## Ziel 1
Schreiben Sie aus dem Auszug über Skyrim-Mods den Abschnitt von „Bethesdas TES: Skyrim“ bis einschließlich „andere Ergebnisse entstehen.“ genau ab.

## Zu lesender Auszug
Bethesdas TES: Skyrim gehört zu den Spielen die sich nahezu individuell an (fast) jeden Geschmack anpassen lässt. Durch die Kombination der unterschiedlichsten Mods, können so teilweise völlig andere Ergebnisse entstehen.

Welche Mods hab Ihr installiert und wie sieht das ganze bei Euch aus?

Ich mache mal den Anfang. Hier meine Steamgalerie:

Steam Community :: PsyMagician :: Screenshots

Zur Zeit habe ich folgende Mods installiert:




			Dieser Inhalt steht nur eingeloggten Mitgliedern zur Verfügung.


----------



## Neawoulf (11. Februar 2013)

Ich hab ne ganze Weile mit verschiedenen ENB-Versionen experimentiert und den Kram dann schließlich wieder abgeschaltet. Ich finde, das Spiel sieht im Originalzustand schon sehr gut aus und die meisten ENB Mods verändern den Look schon sehr stark, worunter dann die kalte, nordische Atmosphäre leidet. Außerdem wird das Bild häufig sehr dunkel, was ich nicht wirklich mag.

Ansonsten benutze ich folgende Mods/Plugins/Addons:

- *Craftable Torches.esp* (könnte ich auch wieder abschalten. Hab ich eigentlich nur für die zu dunklen ENB-Mods installiert und nutze es derzeit nicht)
- *Real Wildlife Skyrim 0.1.esp* (mehr Variationen bei Tieren, mehr Beute von Tieren. Nicht nützlich, aber atmosphärisch)
- *WATER - Get Wet.esp*
- *WATER.esp* (verbesserte Wassereffekte)
- *Morrowloot* (überarbeitetes Loot-System, da mir im Vanilla-Skyrim zu häufig hochwertige, aber nicht einzigartige Beute in die Hände fiel. Morrowloot ist da aber leider auch kein Wundermittel, man bekommt trotzdem viel zu leicht Waffen aus Ebenerz oder Vulkanglas)
- *Dangerous Skooma* (als Morrowind-Veteran muss das einfach sein, Skooma ist schließlich kein Milchkaffee)

## Bereitgestellte Angaben
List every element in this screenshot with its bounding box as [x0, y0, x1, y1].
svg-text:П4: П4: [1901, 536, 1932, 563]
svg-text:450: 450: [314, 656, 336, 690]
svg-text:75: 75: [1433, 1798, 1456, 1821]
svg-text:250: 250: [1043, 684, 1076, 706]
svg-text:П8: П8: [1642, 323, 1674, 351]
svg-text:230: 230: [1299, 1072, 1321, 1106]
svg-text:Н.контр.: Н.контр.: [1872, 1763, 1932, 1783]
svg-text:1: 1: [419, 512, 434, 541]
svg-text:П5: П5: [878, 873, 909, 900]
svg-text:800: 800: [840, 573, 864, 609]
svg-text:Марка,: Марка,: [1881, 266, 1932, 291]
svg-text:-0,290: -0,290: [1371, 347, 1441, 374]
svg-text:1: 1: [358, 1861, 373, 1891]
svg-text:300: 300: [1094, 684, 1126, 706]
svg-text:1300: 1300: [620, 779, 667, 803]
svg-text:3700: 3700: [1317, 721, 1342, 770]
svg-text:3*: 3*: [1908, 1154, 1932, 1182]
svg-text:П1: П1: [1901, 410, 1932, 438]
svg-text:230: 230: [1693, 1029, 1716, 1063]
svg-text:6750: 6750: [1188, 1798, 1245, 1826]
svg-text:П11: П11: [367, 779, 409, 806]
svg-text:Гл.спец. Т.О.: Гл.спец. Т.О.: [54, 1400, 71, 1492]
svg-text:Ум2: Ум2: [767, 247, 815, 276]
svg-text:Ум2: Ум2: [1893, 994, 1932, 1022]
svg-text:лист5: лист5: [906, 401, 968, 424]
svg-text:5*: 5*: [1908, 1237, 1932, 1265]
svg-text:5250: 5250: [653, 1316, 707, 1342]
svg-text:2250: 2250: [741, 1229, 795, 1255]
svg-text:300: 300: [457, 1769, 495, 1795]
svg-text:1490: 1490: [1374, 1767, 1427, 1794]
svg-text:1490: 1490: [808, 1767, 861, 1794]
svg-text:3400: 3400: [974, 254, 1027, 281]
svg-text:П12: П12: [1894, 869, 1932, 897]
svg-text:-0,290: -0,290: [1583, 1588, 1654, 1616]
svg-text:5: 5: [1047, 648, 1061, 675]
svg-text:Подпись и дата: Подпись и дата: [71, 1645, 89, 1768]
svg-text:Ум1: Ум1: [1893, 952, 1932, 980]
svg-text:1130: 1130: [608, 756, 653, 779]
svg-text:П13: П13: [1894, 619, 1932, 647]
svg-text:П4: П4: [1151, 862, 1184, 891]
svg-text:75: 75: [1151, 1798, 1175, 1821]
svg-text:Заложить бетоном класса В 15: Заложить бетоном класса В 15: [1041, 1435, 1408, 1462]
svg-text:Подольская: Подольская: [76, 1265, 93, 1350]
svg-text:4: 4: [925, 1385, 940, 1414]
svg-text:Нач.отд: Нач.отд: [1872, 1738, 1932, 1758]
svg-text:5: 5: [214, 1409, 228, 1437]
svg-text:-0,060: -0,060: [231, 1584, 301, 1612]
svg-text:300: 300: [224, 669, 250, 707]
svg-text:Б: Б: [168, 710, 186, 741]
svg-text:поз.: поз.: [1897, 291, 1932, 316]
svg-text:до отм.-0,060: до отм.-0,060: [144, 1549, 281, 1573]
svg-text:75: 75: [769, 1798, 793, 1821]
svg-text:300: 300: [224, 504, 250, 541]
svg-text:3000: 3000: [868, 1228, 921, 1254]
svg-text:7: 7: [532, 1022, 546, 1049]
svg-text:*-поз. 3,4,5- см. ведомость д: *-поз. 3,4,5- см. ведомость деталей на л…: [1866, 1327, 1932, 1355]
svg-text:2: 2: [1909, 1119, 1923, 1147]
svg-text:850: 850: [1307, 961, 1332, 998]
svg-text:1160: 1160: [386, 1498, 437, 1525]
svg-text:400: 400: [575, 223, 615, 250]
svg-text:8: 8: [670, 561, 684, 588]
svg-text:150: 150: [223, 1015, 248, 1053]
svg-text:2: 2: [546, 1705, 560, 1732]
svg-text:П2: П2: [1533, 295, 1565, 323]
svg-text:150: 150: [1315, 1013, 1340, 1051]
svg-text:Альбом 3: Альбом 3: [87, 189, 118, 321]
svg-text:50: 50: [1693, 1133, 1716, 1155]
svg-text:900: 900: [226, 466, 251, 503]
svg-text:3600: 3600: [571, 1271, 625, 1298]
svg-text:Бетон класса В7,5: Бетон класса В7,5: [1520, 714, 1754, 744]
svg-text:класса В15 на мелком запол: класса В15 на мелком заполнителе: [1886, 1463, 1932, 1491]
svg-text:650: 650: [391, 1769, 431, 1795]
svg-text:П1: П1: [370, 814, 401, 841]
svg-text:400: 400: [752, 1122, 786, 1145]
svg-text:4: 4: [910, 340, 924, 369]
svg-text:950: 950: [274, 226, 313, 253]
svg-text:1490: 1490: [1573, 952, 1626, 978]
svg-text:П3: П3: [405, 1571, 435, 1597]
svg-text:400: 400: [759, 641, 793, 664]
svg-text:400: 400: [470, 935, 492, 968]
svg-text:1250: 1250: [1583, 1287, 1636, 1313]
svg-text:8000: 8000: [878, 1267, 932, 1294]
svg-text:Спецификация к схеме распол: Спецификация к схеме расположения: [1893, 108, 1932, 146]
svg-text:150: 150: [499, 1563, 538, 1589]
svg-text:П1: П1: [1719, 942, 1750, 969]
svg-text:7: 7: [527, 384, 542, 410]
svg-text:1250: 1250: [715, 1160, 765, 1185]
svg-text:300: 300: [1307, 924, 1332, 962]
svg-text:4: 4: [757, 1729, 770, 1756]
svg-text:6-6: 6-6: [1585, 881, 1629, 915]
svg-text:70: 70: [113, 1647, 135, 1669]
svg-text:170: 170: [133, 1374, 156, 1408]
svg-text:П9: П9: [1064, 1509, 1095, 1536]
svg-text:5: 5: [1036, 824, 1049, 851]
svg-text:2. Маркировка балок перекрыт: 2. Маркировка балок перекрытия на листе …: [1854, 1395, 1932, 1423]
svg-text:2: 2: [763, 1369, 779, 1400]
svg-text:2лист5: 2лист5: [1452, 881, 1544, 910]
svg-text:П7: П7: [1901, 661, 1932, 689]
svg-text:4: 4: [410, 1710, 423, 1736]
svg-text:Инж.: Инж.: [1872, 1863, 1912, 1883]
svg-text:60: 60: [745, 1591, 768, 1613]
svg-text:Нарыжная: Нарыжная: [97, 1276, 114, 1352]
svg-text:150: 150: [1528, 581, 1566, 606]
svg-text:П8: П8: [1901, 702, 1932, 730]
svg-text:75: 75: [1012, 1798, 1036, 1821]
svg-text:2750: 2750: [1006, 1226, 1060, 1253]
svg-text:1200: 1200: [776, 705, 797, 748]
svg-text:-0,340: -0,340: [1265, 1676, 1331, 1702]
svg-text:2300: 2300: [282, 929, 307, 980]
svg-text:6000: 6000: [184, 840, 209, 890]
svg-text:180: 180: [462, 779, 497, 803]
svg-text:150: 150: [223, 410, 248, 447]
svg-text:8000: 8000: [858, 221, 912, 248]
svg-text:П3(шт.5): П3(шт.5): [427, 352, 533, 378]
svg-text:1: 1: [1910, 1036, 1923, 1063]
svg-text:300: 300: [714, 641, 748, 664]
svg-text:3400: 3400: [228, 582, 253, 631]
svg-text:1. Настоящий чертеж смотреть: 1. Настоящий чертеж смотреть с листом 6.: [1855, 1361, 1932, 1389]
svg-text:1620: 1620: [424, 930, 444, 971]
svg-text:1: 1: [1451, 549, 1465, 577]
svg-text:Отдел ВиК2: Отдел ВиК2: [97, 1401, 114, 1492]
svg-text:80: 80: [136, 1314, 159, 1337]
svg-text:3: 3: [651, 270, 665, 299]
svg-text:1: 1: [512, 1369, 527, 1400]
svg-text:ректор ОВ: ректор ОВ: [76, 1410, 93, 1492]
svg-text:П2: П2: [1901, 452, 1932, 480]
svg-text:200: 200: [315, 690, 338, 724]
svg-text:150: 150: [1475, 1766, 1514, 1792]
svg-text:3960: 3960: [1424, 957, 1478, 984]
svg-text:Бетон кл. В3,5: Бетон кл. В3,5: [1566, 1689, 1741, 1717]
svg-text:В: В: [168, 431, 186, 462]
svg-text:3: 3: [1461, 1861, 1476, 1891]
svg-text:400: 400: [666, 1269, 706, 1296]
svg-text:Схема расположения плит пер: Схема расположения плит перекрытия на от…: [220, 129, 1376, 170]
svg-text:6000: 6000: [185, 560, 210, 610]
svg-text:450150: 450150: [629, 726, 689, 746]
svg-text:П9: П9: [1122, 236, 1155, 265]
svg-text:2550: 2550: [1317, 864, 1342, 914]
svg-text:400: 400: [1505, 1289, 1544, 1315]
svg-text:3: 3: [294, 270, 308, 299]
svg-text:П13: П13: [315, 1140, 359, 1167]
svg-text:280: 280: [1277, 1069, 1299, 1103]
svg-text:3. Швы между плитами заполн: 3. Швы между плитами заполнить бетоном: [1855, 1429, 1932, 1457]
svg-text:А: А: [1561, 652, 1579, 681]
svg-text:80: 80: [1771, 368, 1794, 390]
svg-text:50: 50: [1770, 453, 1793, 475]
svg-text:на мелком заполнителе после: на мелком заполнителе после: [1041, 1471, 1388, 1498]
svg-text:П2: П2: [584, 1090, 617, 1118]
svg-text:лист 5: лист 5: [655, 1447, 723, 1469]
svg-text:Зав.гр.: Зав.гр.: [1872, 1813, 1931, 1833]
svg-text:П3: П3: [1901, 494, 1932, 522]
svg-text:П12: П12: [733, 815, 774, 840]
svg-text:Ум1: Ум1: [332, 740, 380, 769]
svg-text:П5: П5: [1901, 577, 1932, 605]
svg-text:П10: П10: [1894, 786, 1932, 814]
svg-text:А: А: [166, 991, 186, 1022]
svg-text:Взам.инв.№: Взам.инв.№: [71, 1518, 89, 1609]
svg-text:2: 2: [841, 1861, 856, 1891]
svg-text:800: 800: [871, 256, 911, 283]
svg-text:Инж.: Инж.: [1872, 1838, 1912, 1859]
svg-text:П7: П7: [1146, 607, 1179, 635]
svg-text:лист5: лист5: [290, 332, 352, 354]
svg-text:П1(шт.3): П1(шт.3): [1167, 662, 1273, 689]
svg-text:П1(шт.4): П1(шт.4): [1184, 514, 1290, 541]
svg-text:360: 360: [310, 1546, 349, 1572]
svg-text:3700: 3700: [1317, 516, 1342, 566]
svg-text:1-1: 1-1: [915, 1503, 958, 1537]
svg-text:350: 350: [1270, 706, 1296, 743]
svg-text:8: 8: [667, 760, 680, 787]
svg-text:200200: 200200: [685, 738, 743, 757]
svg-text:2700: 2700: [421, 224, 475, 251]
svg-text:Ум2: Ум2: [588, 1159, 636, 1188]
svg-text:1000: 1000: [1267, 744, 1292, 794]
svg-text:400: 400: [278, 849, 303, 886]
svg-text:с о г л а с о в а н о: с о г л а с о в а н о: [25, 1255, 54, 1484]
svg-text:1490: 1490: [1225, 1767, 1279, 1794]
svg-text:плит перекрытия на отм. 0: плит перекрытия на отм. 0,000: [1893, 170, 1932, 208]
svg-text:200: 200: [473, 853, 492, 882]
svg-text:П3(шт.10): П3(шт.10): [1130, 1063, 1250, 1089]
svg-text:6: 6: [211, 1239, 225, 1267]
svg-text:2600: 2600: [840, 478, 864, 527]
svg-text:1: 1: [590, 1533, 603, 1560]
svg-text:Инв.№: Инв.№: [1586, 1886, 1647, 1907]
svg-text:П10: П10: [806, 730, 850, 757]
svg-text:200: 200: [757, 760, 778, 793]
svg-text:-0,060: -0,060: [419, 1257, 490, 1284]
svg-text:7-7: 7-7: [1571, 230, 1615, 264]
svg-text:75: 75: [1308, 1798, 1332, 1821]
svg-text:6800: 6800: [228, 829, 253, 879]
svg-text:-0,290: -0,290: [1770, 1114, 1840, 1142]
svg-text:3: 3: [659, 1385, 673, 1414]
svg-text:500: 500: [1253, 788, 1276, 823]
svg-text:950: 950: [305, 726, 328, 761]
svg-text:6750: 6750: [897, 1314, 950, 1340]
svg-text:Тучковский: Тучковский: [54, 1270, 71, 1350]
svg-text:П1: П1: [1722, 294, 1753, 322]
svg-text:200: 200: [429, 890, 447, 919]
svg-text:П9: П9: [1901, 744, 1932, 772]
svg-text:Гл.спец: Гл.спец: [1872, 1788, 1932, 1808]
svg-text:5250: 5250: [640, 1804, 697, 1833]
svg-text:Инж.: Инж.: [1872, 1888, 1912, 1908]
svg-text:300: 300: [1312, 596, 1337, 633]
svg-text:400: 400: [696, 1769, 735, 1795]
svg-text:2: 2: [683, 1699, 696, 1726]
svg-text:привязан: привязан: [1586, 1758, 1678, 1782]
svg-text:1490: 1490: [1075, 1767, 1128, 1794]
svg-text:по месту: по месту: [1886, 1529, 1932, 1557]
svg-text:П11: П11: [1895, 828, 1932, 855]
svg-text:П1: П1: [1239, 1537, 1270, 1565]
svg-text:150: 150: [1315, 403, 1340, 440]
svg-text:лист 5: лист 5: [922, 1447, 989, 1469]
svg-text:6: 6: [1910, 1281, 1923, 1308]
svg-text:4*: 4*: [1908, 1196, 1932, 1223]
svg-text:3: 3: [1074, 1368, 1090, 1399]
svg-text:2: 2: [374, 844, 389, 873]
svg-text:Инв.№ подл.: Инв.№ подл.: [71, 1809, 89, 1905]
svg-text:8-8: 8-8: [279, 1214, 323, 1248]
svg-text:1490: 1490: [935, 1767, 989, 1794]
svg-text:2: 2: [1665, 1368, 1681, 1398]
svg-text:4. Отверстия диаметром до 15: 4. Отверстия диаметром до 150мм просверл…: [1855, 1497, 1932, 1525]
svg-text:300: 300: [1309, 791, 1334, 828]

## Ziel 2
Geben Sie die Einträge vom ersten bis einschließlich der Zeile, die „svg-text:Гл.спец. Т.О.: Гл.спец.“ enthält, Wort für Wort wieder, und zwar nur diesen Abschnitt.

## Musterlösung 1
Bethesdas TES: Skyrim gehört zu den Spielen die sich nahezu individuell an (fast) jeden Geschmack anpassen lässt. Durch die Kombination der unterschiedlichsten Mods, können so teilweise völlig andere Ergebnisse entstehen.

## Musterlösung 2
List every element in this screenshot with its bounding box as [x0, y0, x1, y1].
svg-text:П4: П4: [1901, 536, 1932, 563]
svg-text:450: 450: [314, 656, 336, 690]
svg-text:75: 75: [1433, 1798, 1456, 1821]
svg-text:250: 250: [1043, 684, 1076, 706]
svg-text:П8: П8: [1642, 323, 1674, 351]
svg-text:230: 230: [1299, 1072, 1321, 1106]
svg-text:Н.контр.: Н.контр.: [1872, 1763, 1932, 1783]
svg-text:1: 1: [419, 512, 434, 541]
svg-text:П5: П5: [878, 873, 909, 900]
svg-text:800: 800: [840, 573, 864, 609]
svg-text:Марка,: Марка,: [1881, 266, 1932, 291]
svg-text:-0,290: -0,290: [1371, 347, 1441, 374]
svg-text:1: 1: [358, 1861, 373, 1891]
svg-text:300: 300: [1094, 684, 1126, 706]
svg-text:1300: 1300: [620, 779, 667, 803]
svg-text:3700: 3700: [1317, 721, 1342, 770]
svg-text:3*: 3*: [1908, 1154, 1932, 1182]
svg-text:П1: П1: [1901, 410, 1932, 438]
svg-text:230: 230: [1693, 1029, 1716, 1063]
svg-text:6750: 6750: [1188, 1798, 1245, 1826]
svg-text:П11: П11: [367, 779, 409, 806]
svg-text:Гл.спец. Т.О.: Гл.спец. Т.О.: [54, 1400, 71, 1492]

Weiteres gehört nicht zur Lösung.